**DATA SHOWN:**
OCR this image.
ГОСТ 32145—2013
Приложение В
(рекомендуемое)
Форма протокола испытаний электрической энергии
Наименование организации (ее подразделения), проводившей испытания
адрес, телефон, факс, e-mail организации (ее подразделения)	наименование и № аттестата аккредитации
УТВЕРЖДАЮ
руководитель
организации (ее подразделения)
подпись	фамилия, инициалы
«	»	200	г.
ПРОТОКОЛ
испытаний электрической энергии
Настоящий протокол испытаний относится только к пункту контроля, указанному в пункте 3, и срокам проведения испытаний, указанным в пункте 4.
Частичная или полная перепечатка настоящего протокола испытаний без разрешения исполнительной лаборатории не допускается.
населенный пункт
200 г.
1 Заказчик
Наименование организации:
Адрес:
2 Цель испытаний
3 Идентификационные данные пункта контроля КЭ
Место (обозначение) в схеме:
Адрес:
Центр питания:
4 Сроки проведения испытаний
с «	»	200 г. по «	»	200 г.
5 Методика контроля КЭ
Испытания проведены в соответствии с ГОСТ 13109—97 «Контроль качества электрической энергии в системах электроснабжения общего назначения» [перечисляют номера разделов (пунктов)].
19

**AIM:**
All the entries above need to be reproduced exactly.

**SOLUTION FOR THIS EXERCISE:**
OCR this image.
ГОСТ 32145—2013
Приложение В
(рекомендуемое)
Форма протокола испытаний электрической энергии
Наименование организации (ее подразделения), проводившей испытания
адрес, телефон, факс, e-mail организации (ее подразделения)	наименование и № аттестата аккредитации
УТВЕРЖДАЮ
руководитель
организации (ее подразделения)
подпись	фамилия, инициалы
«	»	200	г.
ПРОТОКОЛ
испытаний электрической энергии
Настоящий протокол испытаний относится только к пункту контроля, указанному в пункте 3, и срокам проведения испытаний, указанным в пункте 4.
Частичная или полная перепечатка настоящего протокола испытаний без разрешения исполнительной лаборатории не допускается.
населенный пункт
200 г.
1 Заказчик
Наименование организации:
Адрес:
2 Цель испытаний
3 Идентификационные данные пункта контроля КЭ
Место (обозначение) в схеме:
Адрес:
Центр питания:
4 Сроки проведения испытаний
с «	»	200 г. по «	»	200 г.
5 Методика контроля КЭ
Испытания проведены в соответствии с ГОСТ 13109—97 «Контроль качества электрической энергии в системах электроснабжения общего назначения» [перечисляют номера разделов (пунктов)].
19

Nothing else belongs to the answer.